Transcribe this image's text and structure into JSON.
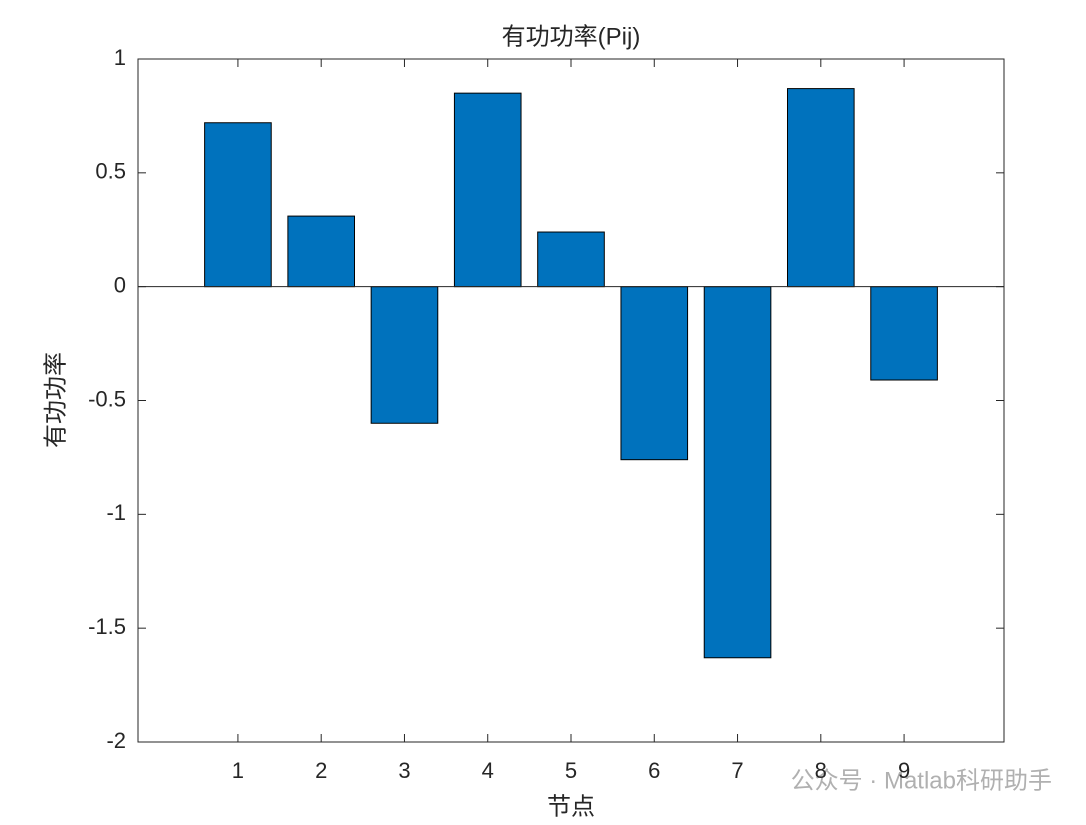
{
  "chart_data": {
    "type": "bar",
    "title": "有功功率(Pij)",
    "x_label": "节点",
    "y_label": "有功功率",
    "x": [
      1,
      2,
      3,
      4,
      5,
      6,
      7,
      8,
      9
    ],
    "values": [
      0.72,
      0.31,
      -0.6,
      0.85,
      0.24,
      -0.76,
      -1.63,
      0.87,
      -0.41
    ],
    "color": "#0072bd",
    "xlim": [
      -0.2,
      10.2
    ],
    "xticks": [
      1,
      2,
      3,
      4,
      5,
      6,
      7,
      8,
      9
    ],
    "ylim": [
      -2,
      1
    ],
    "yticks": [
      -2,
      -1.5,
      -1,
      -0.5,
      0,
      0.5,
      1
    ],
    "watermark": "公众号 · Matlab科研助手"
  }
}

┄┄┄┄┄┄┄┄┄┄┄┄┄┄┄┄┄┄┄┄

◆ INSTRUCTIONS TO FOLLOW ◆
Copy out each line exactly, without the pictures.

◆ IN RESPONSE ◆
Transcribe this image's text and structure into JSON.
{
  "chart_data": {
    "type": "bar",
    "title": "有功功率(Pij)",
    "x_label": "节点",
    "y_label": "有功功率",
    "x": [
      1,
      2,
      3,
      4,
      5,
      6,
      7,
      8,
      9
    ],
    "values": [
      0.72,
      0.31,
      -0.6,
      0.85,
      0.24,
      -0.76,
      -1.63,
      0.87,
      -0.41
    ],
    "color": "#0072bd",
    "xlim": [
      -0.2,
      10.2
    ],
    "xticks": [
      1,
      2,
      3,
      4,
      5,
      6,
      7,
      8,
      9
    ],
    "ylim": [
      -2,
      1
    ],
    "yticks": [
      -2,
      -1.5,
      -1,
      -0.5,
      0,
      0.5,
      1
    ],
    "watermark": "公众号 · Matlab科研助手"
  }
}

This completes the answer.